==== Dataset content

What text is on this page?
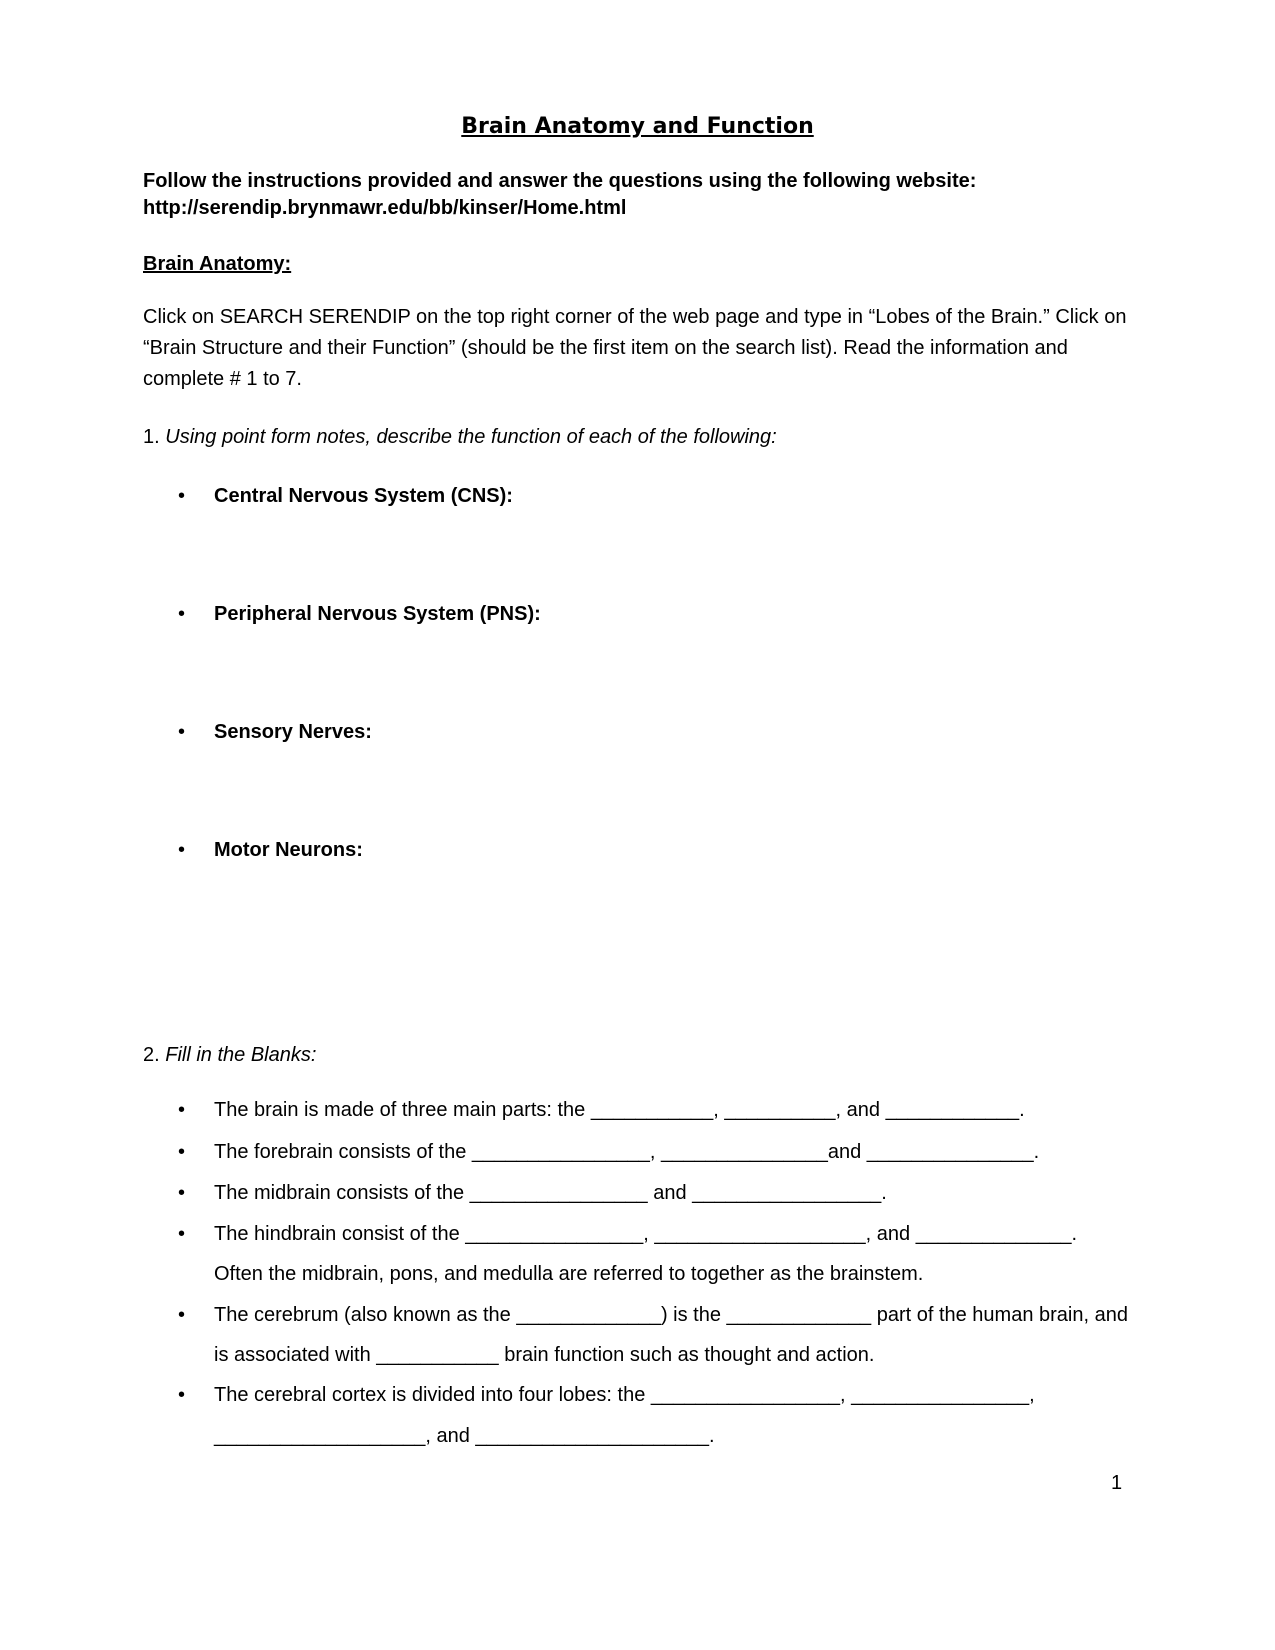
Brain Anatomy and Function
Follow the instructions provided and answer the questions using the following website:
http://serendip.brynmawr.edu/bb/kinser/Home.html
Brain Anatomy:
Click on SEARCH SERENDIP on the top right corner of the web page and type in “Lobes of the Brain.” Click on
“Brain Structure and their Function” (should be the first item on the search list). Read the information and
complete # 1 to 7.
1. Using point form notes, describe the function of each of the following:
• Central Nervous System (CNS):
• Peripheral Nervous System (PNS):
• Sensory Nerves:
• Motor Neurons:
2. Fill in the Blanks:
• The brain is made of three main parts: the ___________, __________, and ____________.
• The forebrain consists of the ________________, _______________and _______________.
• The midbrain consists of the ________________ and _________________.
• The hindbrain consist of the ________________, ___________________, and ______________.
Often the midbrain, pons, and medulla are referred to together as the brainstem.
• The cerebrum (also known as the _____________) is the _____________ part of the human brain, and
is associated with ___________ brain function such as thought and action.
• The cerebral cortex is divided into four lobes: the _________________, ________________,
___________________, and _____________________.
1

========

Exercise instructions ▸
Out of the records, collect only those lines that contain the string "midbrain".

Complete response ▸
• The midbrain consists of the ________________ and _________________.
Often the midbrain, pons, and medulla are referred to together as the brainstem.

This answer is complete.